▶ **Directions for this task**
Retype every entry exactly, character for character.

[Extracted data entries]

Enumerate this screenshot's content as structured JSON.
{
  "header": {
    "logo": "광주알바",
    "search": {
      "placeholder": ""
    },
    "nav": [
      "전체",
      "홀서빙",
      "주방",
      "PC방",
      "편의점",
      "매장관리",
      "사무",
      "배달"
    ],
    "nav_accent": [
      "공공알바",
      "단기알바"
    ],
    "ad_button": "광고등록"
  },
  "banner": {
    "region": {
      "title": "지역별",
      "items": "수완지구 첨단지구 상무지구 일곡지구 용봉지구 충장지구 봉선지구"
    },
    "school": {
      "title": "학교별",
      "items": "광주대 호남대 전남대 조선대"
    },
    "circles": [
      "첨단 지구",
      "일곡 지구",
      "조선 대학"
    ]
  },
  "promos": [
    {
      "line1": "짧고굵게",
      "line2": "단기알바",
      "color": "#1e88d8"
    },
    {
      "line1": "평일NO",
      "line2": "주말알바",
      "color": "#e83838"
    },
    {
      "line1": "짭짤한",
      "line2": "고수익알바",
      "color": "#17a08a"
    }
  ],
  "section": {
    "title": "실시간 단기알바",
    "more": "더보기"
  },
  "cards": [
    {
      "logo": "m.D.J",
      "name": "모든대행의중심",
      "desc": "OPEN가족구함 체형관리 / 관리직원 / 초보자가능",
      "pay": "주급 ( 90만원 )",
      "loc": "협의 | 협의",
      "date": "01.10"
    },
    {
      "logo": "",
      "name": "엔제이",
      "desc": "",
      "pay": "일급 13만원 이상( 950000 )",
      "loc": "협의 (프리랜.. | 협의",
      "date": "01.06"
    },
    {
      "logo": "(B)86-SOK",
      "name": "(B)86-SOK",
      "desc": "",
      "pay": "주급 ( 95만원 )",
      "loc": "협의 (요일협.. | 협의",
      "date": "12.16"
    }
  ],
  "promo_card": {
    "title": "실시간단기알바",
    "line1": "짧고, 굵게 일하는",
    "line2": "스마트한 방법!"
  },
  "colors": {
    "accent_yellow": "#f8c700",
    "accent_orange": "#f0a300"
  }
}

▶ **Answer for this exercise**
Enumerate this screenshot's content as structured JSON.
{
  "header": {
    "logo": "광주알바",
    "search": {
      "placeholder": ""
    },
    "nav": [
      "전체",
      "홀서빙",
      "주방",
      "PC방",
      "편의점",
      "매장관리",
      "사무",
      "배달"
    ],
    "nav_accent": [
      "공공알바",
      "단기알바"
    ],
    "ad_button": "광고등록"
  },
  "banner": {
    "region": {
      "title": "지역별",
      "items": "수완지구 첨단지구 상무지구 일곡지구 용봉지구 충장지구 봉선지구"
    },
    "school": {
      "title": "학교별",
      "items": "광주대 호남대 전남대 조선대"
    },
    "circles": [
      "첨단 지구",
      "일곡 지구",
      "조선 대학"
    ]
  },
  "promos": [
    {
      "line1": "짧고굵게",
      "line2": "단기알바",
      "color": "#1e88d8"
    },
    {
      "line1": "평일NO",
      "line2": "주말알바",
      "color": "#e83838"
    },
    {
      "line1": "짭짤한",
      "line2": "고수익알바",
      "color": "#17a08a"
    }
  ],
  "section": {
    "title": "실시간 단기알바",
    "more": "더보기"
  },
  "cards": [
    {
      "logo": "m.D.J",
      "name": "모든대행의중심",
      "desc": "OPEN가족구함 체형관리 / 관리직원 / 초보자가능",
      "pay": "주급 ( 90만원 )",
      "loc": "협의 | 협의",
      "date": "01.10"
    },
    {
      "logo": "",
      "name": "엔제이",
      "desc": "",
      "pay": "일급 13만원 이상( 950000 )",
      "loc": "협의 (프리랜.. | 협의",
      "date": "01.06"
    },
    {
      "logo": "(B)86-SOK",
      "name": "(B)86-SOK",
      "desc": "",
      "pay": "주급 ( 95만원 )",
      "loc": "협의 (요일협.. | 협의",
      "date": "12.16"
    }
  ],
  "promo_card": {
    "title": "실시간단기알바",
    "line1": "짧고, 굵게 일하는",
    "line2": "스마트한 방법!"
  },
  "colors": {
    "accent_yellow": "#f8c700",
    "accent_orange": "#f0a300"
  }
}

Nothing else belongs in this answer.